— START Source data —
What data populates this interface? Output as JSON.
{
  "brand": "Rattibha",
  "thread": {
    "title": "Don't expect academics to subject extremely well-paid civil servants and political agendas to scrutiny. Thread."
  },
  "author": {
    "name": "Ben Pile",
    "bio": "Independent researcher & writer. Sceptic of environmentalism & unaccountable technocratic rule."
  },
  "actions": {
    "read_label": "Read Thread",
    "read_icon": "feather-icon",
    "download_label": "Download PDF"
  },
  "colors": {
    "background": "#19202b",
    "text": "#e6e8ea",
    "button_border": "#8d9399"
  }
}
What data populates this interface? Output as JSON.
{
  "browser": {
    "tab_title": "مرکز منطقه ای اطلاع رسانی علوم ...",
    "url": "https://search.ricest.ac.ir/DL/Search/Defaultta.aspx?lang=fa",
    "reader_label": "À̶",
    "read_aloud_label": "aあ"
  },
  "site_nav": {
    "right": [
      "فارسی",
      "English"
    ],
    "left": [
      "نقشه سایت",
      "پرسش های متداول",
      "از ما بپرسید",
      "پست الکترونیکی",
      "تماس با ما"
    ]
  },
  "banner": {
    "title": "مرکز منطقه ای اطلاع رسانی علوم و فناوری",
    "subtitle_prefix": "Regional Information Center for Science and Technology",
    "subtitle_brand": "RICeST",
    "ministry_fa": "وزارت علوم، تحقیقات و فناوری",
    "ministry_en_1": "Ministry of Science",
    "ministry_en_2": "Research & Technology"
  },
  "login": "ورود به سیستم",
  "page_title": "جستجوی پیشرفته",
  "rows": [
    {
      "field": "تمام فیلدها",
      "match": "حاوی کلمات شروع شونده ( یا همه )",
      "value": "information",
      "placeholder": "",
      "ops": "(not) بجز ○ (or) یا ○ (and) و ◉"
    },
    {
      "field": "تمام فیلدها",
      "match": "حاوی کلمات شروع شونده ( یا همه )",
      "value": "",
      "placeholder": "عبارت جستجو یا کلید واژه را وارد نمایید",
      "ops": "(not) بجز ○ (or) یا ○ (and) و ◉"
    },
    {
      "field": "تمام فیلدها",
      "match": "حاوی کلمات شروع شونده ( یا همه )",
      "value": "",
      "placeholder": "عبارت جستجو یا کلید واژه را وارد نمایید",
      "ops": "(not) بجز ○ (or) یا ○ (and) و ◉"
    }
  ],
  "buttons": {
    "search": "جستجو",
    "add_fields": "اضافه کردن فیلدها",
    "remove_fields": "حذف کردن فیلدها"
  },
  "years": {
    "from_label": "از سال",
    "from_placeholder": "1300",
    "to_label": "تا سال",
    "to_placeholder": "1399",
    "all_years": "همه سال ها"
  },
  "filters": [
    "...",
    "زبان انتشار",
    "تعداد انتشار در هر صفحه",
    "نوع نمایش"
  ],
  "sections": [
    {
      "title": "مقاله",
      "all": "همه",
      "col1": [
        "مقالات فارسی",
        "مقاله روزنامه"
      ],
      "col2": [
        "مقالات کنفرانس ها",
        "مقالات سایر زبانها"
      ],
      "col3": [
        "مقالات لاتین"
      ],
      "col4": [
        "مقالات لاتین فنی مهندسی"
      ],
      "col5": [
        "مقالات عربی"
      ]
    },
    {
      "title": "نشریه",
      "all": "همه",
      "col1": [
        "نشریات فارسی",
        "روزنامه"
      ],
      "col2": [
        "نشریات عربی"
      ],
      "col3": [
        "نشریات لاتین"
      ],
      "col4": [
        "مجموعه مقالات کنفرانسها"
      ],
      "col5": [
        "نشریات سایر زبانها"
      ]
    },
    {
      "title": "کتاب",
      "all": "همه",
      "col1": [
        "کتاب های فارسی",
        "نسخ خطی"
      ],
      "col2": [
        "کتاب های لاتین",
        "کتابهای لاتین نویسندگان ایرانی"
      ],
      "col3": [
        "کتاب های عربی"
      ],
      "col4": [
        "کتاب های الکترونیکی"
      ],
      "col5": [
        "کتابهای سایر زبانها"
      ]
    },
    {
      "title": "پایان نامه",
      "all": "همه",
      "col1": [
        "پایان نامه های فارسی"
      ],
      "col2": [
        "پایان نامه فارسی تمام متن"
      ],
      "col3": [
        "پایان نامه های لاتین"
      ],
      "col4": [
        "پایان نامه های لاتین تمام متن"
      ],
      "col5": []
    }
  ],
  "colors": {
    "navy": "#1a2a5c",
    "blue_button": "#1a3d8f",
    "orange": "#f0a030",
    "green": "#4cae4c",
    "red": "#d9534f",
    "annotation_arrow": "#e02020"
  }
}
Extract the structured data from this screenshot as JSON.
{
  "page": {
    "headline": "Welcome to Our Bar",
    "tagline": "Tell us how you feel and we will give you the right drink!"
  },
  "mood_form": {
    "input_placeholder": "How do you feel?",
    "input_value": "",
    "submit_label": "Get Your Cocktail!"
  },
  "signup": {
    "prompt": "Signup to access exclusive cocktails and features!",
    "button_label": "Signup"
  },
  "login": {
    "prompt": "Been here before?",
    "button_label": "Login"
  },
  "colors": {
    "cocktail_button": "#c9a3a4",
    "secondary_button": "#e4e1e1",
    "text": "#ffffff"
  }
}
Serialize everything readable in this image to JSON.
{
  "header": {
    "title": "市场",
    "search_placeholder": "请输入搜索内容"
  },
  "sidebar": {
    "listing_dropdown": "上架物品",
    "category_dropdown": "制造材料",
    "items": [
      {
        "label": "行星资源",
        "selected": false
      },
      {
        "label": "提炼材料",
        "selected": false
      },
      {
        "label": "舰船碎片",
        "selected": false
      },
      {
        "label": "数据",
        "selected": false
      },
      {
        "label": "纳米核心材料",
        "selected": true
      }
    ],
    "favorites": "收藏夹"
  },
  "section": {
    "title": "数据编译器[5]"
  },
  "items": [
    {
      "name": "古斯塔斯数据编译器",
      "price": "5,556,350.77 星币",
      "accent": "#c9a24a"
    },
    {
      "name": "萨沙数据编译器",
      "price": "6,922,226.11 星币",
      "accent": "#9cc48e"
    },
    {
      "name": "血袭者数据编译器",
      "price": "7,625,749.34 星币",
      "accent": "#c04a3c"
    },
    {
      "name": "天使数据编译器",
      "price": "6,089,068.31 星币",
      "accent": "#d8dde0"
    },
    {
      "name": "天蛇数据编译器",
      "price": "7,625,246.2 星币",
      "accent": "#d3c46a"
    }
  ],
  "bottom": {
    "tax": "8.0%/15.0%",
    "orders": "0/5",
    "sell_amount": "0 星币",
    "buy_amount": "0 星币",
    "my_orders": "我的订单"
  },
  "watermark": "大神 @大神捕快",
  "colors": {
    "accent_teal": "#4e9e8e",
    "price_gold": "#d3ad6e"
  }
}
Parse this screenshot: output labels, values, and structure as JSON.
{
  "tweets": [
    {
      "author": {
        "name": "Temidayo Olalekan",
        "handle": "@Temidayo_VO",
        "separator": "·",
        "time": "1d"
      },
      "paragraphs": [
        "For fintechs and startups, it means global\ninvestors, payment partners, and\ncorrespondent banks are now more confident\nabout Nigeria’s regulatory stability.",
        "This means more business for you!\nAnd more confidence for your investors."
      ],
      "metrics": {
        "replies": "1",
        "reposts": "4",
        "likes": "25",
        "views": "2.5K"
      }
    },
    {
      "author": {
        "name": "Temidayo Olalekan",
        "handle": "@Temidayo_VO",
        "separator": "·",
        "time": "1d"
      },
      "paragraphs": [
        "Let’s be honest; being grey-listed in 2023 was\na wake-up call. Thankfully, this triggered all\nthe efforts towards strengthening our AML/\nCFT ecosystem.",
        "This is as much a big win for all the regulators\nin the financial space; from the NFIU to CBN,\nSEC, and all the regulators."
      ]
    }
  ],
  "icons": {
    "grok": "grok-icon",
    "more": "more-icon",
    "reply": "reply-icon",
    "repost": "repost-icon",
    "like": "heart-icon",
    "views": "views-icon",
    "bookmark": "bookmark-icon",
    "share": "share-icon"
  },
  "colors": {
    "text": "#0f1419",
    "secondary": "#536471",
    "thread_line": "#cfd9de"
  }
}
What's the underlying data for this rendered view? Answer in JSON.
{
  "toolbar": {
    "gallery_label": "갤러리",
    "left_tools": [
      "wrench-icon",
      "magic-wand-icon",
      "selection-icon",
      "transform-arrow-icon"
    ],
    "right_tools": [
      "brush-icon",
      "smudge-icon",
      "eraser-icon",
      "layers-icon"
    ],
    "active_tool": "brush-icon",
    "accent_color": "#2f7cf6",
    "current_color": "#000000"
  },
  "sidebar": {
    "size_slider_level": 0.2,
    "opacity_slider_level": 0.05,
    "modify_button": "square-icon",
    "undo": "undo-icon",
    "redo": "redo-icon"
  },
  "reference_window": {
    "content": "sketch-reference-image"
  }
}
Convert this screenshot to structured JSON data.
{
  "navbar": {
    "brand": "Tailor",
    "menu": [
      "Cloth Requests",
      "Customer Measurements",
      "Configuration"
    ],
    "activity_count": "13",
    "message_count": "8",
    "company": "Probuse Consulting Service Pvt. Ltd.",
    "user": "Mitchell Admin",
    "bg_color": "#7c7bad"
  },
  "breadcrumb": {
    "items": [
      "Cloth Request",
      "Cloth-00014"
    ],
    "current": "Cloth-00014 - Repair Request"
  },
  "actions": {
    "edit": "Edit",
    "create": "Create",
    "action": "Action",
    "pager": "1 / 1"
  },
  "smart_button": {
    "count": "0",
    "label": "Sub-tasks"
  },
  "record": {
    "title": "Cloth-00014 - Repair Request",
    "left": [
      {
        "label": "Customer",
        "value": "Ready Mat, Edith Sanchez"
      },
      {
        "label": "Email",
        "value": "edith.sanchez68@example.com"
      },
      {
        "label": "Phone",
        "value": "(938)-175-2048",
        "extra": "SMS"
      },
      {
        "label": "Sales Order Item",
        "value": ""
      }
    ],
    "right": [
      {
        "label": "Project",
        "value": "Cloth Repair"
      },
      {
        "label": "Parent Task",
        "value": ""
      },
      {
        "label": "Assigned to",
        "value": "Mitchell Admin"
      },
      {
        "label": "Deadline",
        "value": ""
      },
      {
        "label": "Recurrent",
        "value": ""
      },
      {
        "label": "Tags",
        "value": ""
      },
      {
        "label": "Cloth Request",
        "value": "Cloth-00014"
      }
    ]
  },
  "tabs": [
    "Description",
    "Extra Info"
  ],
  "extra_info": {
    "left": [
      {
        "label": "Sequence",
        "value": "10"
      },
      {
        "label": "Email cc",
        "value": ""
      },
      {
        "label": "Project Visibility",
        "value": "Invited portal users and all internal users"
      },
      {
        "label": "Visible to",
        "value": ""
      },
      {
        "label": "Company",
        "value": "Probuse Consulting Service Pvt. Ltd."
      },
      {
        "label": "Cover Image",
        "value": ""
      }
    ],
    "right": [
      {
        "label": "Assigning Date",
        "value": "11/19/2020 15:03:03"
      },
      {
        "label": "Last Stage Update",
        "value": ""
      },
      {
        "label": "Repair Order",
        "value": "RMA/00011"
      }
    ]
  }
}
— END Source data —
Gather each line of the listing containing the word "لاتین" and show it.

        "مقالات لاتین"
        "مقالات لاتین فنی مهندسی"
        "نشریات لاتین"
        "کتاب های لاتین",
        "کتابهای لاتین نویسندگان ایرانی"
        "پایان نامه های لاتین"
        "پایان نامه های لاتین تمام متن"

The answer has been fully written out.